» WORK REQUIRED:
Find all lines in the listing that include the word "title", then copy them.
+ + +
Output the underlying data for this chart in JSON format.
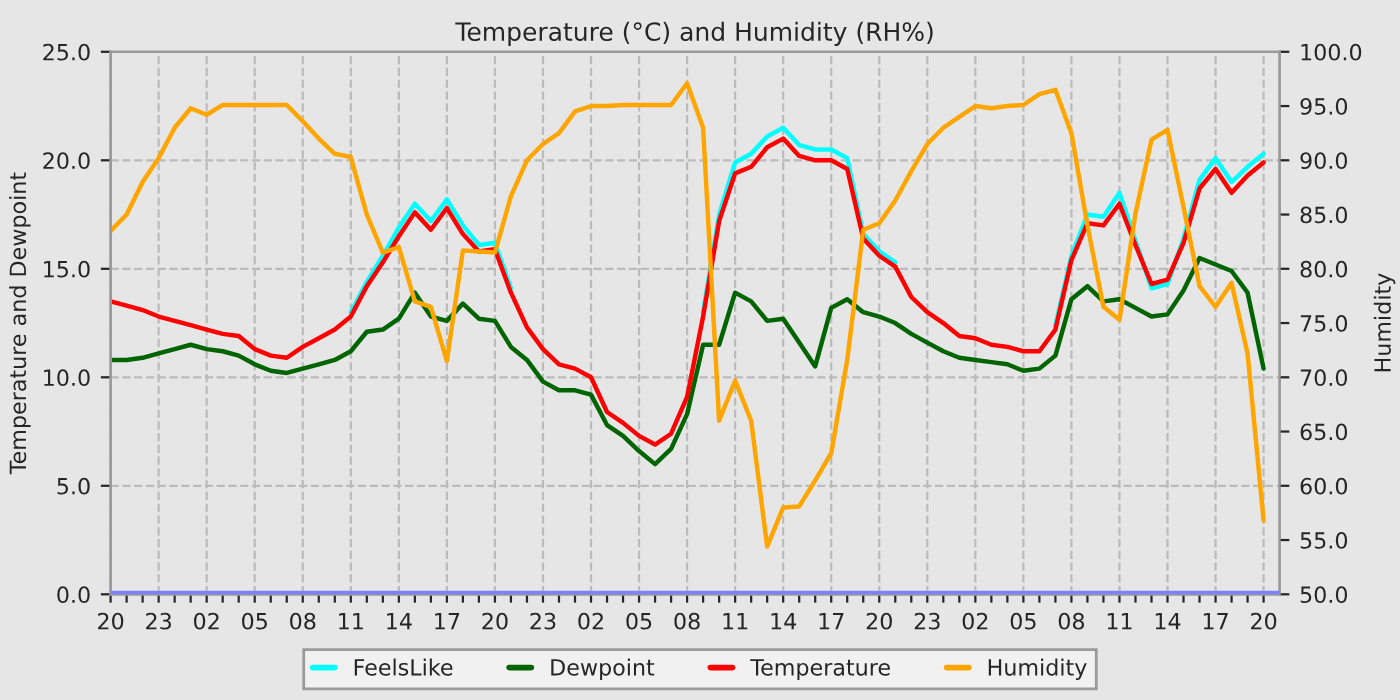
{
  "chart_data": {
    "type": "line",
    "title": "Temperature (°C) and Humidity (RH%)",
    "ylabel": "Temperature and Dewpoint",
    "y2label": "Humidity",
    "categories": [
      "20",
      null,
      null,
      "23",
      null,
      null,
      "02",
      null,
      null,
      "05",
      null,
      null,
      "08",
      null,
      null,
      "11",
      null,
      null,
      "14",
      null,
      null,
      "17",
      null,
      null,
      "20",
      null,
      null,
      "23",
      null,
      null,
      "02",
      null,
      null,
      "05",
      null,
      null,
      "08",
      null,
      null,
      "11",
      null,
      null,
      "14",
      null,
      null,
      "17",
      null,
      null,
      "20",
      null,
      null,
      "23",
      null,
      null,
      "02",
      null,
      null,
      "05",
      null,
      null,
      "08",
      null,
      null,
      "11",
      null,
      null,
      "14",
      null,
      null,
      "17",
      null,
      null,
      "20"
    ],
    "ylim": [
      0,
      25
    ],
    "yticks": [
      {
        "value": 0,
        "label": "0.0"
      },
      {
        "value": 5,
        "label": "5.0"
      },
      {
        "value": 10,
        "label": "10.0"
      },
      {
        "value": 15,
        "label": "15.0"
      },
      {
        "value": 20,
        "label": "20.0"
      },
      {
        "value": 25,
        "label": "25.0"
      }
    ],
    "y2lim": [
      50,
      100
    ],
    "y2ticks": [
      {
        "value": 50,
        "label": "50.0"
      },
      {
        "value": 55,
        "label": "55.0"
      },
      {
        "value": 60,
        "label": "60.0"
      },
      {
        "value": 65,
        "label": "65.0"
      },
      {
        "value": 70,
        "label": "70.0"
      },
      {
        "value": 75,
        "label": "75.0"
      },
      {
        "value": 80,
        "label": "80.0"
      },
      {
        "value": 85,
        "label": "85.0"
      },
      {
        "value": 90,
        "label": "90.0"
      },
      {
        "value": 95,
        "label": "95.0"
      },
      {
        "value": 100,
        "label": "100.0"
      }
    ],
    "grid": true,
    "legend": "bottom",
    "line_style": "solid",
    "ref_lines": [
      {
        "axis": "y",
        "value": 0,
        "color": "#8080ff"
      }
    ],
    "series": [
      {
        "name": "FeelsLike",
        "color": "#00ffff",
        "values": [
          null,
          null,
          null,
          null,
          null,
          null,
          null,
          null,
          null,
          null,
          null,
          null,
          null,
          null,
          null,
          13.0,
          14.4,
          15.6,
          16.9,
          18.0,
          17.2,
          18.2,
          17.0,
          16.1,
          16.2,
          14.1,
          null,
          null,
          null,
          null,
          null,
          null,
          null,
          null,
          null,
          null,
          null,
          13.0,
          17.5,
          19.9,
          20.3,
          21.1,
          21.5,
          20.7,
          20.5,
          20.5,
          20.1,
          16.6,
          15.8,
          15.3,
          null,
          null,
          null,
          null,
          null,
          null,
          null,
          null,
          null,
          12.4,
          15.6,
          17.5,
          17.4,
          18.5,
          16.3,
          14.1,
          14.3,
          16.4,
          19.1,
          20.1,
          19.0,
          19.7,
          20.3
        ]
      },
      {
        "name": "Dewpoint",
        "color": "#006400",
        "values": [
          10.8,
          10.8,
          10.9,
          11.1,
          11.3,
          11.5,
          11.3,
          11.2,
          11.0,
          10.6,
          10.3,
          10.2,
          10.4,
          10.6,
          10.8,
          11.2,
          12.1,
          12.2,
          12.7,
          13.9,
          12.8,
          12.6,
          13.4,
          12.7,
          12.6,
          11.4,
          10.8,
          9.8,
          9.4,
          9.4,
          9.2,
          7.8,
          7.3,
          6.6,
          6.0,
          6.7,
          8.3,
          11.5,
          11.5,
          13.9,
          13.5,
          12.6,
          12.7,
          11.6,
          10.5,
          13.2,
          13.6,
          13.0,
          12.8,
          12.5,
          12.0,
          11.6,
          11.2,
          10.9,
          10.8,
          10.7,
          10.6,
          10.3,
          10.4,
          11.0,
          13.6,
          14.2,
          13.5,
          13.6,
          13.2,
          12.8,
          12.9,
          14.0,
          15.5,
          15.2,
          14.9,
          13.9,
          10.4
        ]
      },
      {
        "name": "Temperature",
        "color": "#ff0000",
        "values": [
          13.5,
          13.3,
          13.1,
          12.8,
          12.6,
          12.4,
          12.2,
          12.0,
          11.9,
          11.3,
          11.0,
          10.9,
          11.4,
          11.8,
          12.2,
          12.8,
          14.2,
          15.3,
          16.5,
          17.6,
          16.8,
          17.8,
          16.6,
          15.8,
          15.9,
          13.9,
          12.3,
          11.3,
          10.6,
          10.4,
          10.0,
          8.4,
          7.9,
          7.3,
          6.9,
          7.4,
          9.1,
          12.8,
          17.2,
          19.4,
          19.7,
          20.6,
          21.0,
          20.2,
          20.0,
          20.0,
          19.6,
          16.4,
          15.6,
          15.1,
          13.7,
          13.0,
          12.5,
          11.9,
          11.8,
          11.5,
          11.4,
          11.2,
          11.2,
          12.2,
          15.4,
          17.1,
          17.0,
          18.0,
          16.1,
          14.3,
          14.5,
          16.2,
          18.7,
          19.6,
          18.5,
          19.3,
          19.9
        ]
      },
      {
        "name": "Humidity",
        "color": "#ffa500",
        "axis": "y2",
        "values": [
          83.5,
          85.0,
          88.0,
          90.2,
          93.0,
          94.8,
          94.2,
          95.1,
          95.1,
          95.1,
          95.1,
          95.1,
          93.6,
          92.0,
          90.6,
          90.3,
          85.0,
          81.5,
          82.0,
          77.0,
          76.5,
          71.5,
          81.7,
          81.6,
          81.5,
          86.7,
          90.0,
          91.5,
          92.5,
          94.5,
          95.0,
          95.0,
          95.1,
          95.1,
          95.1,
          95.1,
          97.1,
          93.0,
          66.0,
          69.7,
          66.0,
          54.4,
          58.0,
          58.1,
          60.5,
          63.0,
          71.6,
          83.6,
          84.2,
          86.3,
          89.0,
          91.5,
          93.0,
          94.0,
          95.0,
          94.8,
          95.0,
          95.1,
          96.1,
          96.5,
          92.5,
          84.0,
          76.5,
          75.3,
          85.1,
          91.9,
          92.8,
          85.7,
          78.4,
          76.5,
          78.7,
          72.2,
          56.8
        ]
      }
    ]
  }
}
+ + +
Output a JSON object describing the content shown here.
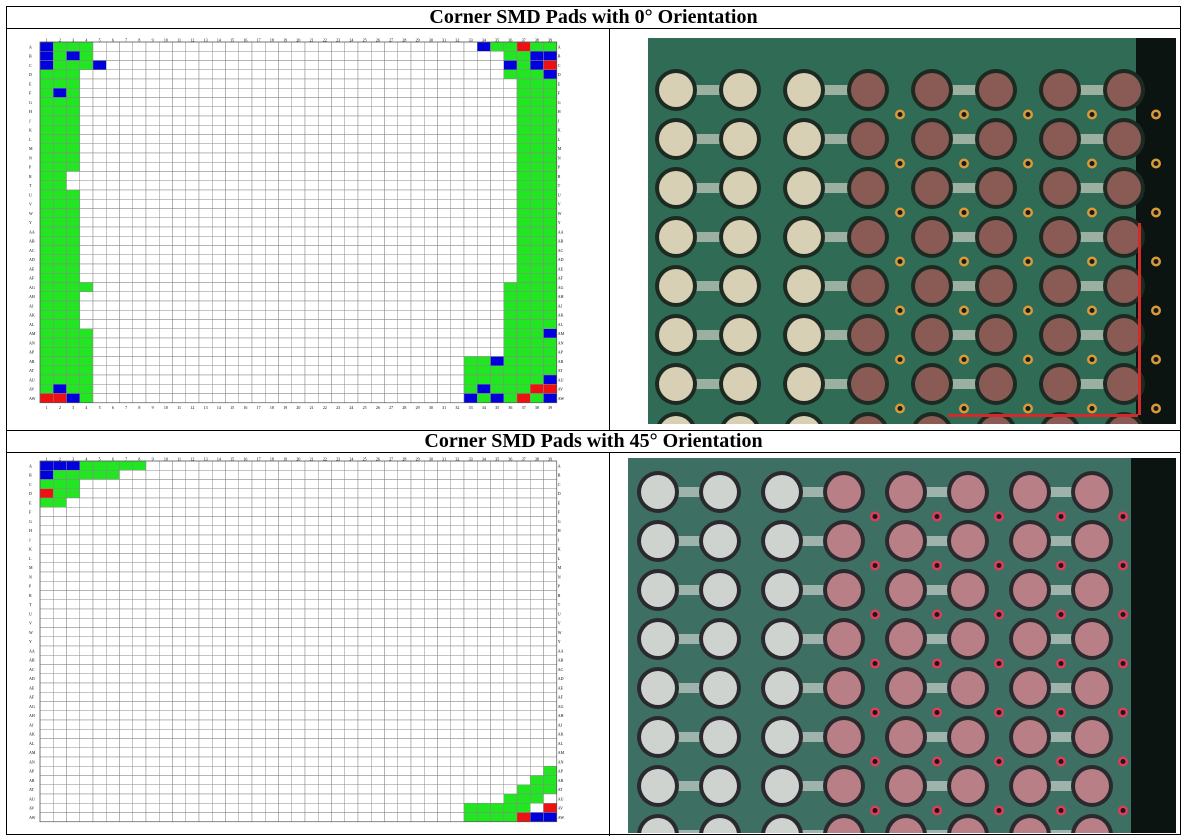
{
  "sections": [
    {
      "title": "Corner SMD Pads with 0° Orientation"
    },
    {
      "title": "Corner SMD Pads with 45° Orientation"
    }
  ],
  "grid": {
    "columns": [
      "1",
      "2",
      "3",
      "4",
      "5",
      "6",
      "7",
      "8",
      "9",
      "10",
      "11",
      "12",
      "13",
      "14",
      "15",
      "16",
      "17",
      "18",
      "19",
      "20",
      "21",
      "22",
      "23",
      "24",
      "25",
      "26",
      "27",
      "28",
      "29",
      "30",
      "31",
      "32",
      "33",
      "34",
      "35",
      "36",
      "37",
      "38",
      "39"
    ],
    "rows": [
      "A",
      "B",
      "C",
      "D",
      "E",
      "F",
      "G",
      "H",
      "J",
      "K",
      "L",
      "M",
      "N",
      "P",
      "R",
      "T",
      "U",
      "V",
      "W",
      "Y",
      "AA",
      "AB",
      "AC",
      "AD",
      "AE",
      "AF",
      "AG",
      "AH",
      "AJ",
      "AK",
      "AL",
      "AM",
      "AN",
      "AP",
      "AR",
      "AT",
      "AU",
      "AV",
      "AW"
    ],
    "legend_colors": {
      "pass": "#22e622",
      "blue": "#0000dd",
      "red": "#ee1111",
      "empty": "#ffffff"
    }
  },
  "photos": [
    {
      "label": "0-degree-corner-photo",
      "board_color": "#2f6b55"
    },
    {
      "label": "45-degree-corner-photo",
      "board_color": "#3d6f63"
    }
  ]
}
+ + +
» EXPECTED ANSWER:
    "title": "Temperature (°C) and Humidity (RH%)",
      "title": "Corner SMD Pads with 0° Orientation"
      "title": "Corner SMD Pads with 45° Orientation"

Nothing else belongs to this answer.